►

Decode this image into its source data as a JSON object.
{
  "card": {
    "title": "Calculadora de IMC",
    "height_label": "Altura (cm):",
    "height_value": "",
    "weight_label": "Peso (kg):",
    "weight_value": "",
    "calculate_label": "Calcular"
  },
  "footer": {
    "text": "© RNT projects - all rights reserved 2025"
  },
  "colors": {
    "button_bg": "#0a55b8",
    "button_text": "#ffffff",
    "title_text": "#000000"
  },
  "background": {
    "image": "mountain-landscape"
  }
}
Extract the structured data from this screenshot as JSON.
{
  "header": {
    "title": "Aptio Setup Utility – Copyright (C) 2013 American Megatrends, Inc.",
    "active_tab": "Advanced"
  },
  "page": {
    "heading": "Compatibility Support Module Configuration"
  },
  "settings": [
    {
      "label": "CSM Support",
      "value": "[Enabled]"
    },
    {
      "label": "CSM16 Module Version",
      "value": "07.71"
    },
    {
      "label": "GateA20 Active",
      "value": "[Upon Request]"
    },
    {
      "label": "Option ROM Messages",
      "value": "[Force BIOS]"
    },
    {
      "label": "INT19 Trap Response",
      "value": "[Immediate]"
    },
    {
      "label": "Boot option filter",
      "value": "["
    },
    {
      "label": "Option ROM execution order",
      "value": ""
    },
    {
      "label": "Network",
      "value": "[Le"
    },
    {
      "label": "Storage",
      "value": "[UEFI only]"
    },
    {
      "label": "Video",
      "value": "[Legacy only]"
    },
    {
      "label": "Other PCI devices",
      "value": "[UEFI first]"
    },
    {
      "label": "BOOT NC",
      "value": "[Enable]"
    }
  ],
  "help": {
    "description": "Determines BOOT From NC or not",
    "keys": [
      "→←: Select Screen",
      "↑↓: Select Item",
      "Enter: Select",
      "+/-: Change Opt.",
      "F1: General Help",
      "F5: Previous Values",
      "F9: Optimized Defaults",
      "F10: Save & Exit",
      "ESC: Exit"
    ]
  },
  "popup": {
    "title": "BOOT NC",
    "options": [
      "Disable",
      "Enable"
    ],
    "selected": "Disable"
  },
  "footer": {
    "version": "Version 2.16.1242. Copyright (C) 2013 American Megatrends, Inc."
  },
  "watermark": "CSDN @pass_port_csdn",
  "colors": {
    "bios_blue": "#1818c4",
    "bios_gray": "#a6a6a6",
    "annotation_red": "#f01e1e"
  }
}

◄

-- SHORT TASK --
Reproduce the entire listing word for word.

-- SOLUTION FOR THIS EXERCISE --
Decode this image into its source data as a JSON object.
{
  "card": {
    "title": "Calculadora de IMC",
    "height_label": "Altura (cm):",
    "height_value": "",
    "weight_label": "Peso (kg):",
    "weight_value": "",
    "calculate_label": "Calcular"
  },
  "footer": {
    "text": "© RNT projects - all rights reserved 2025"
  },
  "colors": {
    "button_bg": "#0a55b8",
    "button_text": "#ffffff",
    "title_text": "#000000"
  },
  "background": {
    "image": "mountain-landscape"
  }
}
Extract the structured data from this screenshot as JSON.
{
  "header": {
    "title": "Aptio Setup Utility – Copyright (C) 2013 American Megatrends, Inc.",
    "active_tab": "Advanced"
  },
  "page": {
    "heading": "Compatibility Support Module Configuration"
  },
  "settings": [
    {
      "label": "CSM Support",
      "value": "[Enabled]"
    },
    {
      "label": "CSM16 Module Version",
      "value": "07.71"
    },
    {
      "label": "GateA20 Active",
      "value": "[Upon Request]"
    },
    {
      "label": "Option ROM Messages",
      "value": "[Force BIOS]"
    },
    {
      "label": "INT19 Trap Response",
      "value": "[Immediate]"
    },
    {
      "label": "Boot option filter",
      "value": "["
    },
    {
      "label": "Option ROM execution order",
      "value": ""
    },
    {
      "label": "Network",
      "value": "[Le"
    },
    {
      "label": "Storage",
      "value": "[UEFI only]"
    },
    {
      "label": "Video",
      "value": "[Legacy only]"
    },
    {
      "label": "Other PCI devices",
      "value": "[UEFI first]"
    },
    {
      "label": "BOOT NC",
      "value": "[Enable]"
    }
  ],
  "help": {
    "description": "Determines BOOT From NC or not",
    "keys": [
      "→←: Select Screen",
      "↑↓: Select Item",
      "Enter: Select",
      "+/-: Change Opt.",
      "F1: General Help",
      "F5: Previous Values",
      "F9: Optimized Defaults",
      "F10: Save & Exit",
      "ESC: Exit"
    ]
  },
  "popup": {
    "title": "BOOT NC",
    "options": [
      "Disable",
      "Enable"
    ],
    "selected": "Disable"
  },
  "footer": {
    "version": "Version 2.16.1242. Copyright (C) 2013 American Megatrends, Inc."
  },
  "watermark": "CSDN @pass_port_csdn",
  "colors": {
    "bios_blue": "#1818c4",
    "bios_gray": "#a6a6a6",
    "annotation_red": "#f01e1e"
  }
}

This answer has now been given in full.